## SET TASK
Repeat exactly, and only, the lines from the line containing "Transcribe the text in this document." through the last line of the records below, including both.

## ROWS
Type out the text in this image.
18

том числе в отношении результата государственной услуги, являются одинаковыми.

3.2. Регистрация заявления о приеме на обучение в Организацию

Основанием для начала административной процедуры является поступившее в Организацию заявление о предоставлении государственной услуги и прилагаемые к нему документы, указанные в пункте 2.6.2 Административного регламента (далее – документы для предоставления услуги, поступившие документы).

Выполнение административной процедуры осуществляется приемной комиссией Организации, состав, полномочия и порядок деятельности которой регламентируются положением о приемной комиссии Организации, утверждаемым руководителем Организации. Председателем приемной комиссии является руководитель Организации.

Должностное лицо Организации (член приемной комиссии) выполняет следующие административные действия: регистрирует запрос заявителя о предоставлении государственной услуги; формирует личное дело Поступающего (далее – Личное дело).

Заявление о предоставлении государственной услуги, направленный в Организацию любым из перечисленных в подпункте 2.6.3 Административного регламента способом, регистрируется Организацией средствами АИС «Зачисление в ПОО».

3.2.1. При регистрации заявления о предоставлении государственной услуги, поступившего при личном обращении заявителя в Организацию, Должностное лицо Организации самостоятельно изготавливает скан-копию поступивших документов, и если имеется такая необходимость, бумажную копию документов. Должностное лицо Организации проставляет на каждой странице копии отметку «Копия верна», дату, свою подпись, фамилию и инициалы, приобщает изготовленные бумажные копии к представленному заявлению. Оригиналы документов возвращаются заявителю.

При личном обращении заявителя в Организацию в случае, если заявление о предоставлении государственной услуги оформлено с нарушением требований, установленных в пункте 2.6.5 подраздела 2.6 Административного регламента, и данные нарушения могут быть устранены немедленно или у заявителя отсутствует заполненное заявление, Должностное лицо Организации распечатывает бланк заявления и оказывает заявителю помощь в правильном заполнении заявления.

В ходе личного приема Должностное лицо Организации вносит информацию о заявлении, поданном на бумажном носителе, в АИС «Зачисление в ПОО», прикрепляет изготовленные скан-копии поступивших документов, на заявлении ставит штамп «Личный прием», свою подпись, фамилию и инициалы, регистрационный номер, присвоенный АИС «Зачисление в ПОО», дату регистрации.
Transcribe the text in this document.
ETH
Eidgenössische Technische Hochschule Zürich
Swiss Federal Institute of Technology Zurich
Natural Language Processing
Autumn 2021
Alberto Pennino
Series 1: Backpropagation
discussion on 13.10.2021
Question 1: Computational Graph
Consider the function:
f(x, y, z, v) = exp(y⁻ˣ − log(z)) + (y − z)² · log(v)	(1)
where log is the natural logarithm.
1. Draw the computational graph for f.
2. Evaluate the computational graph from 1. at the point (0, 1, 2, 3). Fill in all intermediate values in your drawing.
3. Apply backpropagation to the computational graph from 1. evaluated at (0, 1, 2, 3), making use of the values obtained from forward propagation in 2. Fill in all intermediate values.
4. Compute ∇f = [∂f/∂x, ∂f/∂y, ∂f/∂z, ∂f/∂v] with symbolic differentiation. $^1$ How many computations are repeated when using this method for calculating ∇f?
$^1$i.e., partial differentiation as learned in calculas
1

## CORRECT OUTPUT
Transcribe the text in this document.
ETH
Eidgenössische Technische Hochschule Zürich
Swiss Federal Institute of Technology Zurich
Natural Language Processing
Autumn 2021
Alberto Pennino
Series 1: Backpropagation
discussion on 13.10.2021
Question 1: Computational Graph
Consider the function:
f(x, y, z, v) = exp(y⁻ˣ − log(z)) + (y − z)² · log(v)	(1)
where log is the natural logarithm.
1. Draw the computational graph for f.
2. Evaluate the computational graph from 1. at the point (0, 1, 2, 3). Fill in all intermediate values in your drawing.
3. Apply backpropagation to the computational graph from 1. evaluated at (0, 1, 2, 3), making use of the values obtained from forward propagation in 2. Fill in all intermediate values.
4. Compute ∇f = [∂f/∂x, ∂f/∂y, ∂f/∂z, ∂f/∂v] with symbolic differentiation. $^1$ How many computations are repeated when using this method for calculating ∇f?
$^1$i.e., partial differentiation as learned in calculas
1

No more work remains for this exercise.